■ WORK REQUIRED
The entries below should be given again exactly, minus their pictures.

■ ENTRIES SUPPLIED
——————————
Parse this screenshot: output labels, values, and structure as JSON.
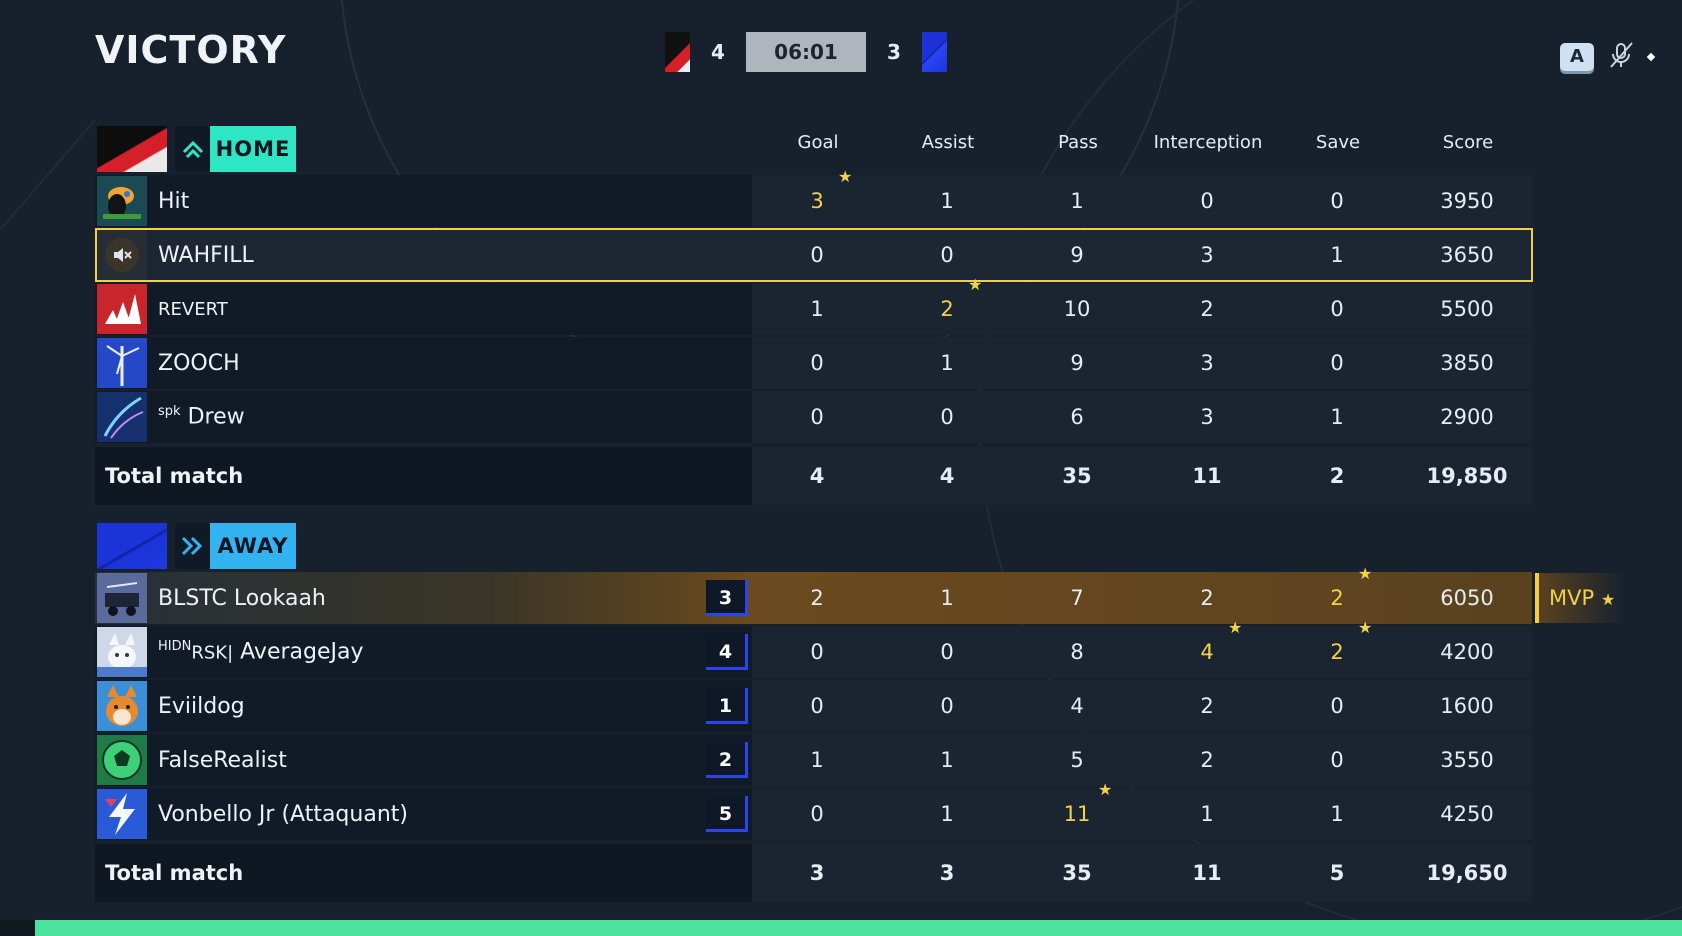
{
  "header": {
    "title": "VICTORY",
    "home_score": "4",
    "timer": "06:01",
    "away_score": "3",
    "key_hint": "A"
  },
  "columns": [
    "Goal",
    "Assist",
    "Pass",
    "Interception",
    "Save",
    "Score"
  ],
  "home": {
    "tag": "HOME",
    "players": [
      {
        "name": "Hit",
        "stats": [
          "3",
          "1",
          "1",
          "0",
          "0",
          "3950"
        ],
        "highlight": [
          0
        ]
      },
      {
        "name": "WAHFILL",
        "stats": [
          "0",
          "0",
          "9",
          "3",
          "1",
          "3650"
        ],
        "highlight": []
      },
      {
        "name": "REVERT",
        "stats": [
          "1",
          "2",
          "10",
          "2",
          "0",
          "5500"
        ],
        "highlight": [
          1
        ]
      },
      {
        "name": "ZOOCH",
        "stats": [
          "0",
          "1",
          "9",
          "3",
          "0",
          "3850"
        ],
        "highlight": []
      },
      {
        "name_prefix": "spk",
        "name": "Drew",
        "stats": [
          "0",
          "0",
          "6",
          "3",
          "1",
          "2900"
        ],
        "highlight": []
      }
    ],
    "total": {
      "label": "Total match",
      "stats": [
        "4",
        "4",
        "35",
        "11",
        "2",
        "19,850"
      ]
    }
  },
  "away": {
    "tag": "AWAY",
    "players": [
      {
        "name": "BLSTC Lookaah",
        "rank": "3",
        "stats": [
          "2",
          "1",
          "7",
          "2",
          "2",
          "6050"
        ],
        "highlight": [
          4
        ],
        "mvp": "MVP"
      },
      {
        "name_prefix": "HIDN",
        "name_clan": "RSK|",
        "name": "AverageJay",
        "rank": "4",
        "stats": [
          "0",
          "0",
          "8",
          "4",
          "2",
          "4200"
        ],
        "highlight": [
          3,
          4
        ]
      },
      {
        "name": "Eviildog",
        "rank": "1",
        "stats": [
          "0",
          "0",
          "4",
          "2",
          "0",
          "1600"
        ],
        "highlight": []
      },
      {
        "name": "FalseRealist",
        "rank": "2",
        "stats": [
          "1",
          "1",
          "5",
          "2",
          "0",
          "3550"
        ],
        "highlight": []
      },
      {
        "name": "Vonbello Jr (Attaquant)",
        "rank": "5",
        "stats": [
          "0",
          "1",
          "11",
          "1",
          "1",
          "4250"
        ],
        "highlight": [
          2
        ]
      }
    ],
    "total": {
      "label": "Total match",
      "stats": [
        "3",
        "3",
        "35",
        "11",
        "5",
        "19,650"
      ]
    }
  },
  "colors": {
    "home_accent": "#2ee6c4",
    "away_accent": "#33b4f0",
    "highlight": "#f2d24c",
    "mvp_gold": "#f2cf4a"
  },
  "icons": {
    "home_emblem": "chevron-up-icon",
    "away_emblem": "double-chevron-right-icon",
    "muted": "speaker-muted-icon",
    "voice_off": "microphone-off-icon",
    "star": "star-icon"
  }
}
——————————
■ SOLUTION TO THE EXERCISE
Parse this screenshot: output labels, values, and structure as JSON.
{
  "header": {
    "title": "VICTORY",
    "home_score": "4",
    "timer": "06:01",
    "away_score": "3",
    "key_hint": "A"
  },
  "columns": [
    "Goal",
    "Assist",
    "Pass",
    "Interception",
    "Save",
    "Score"
  ],
  "home": {
    "tag": "HOME",
    "players": [
      {
        "name": "Hit",
        "stats": [
          "3",
          "1",
          "1",
          "0",
          "0",
          "3950"
        ],
        "highlight": [
          0
        ]
      },
      {
        "name": "WAHFILL",
        "stats": [
          "0",
          "0",
          "9",
          "3",
          "1",
          "3650"
        ],
        "highlight": []
      },
      {
        "name": "REVERT",
        "stats": [
          "1",
          "2",
          "10",
          "2",
          "0",
          "5500"
        ],
        "highlight": [
          1
        ]
      },
      {
        "name": "ZOOCH",
        "stats": [
          "0",
          "1",
          "9",
          "3",
          "0",
          "3850"
        ],
        "highlight": []
      },
      {
        "name_prefix": "spk",
        "name": "Drew",
        "stats": [
          "0",
          "0",
          "6",
          "3",
          "1",
          "2900"
        ],
        "highlight": []
      }
    ],
    "total": {
      "label": "Total match",
      "stats": [
        "4",
        "4",
        "35",
        "11",
        "2",
        "19,850"
      ]
    }
  },
  "away": {
    "tag": "AWAY",
    "players": [
      {
        "name": "BLSTC Lookaah",
        "rank": "3",
        "stats": [
          "2",
          "1",
          "7",
          "2",
          "2",
          "6050"
        ],
        "highlight": [
          4
        ],
        "mvp": "MVP"
      },
      {
        "name_prefix": "HIDN",
        "name_clan": "RSK|",
        "name": "AverageJay",
        "rank": "4",
        "stats": [
          "0",
          "0",
          "8",
          "4",
          "2",
          "4200"
        ],
        "highlight": [
          3,
          4
        ]
      },
      {
        "name": "Eviildog",
        "rank": "1",
        "stats": [
          "0",
          "0",
          "4",
          "2",
          "0",
          "1600"
        ],
        "highlight": []
      },
      {
        "name": "FalseRealist",
        "rank": "2",
        "stats": [
          "1",
          "1",
          "5",
          "2",
          "0",
          "3550"
        ],
        "highlight": []
      },
      {
        "name": "Vonbello Jr (Attaquant)",
        "rank": "5",
        "stats": [
          "0",
          "1",
          "11",
          "1",
          "1",
          "4250"
        ],
        "highlight": [
          2
        ]
      }
    ],
    "total": {
      "label": "Total match",
      "stats": [
        "3",
        "3",
        "35",
        "11",
        "5",
        "19,650"
      ]
    }
  },
  "colors": {
    "home_accent": "#2ee6c4",
    "away_accent": "#33b4f0",
    "highlight": "#f2d24c",
    "mvp_gold": "#f2cf4a"
  },
  "icons": {
    "home_emblem": "chevron-up-icon",
    "away_emblem": "double-chevron-right-icon",
    "muted": "speaker-muted-icon",
    "voice_off": "microphone-off-icon",
    "star": "star-icon"
  }
}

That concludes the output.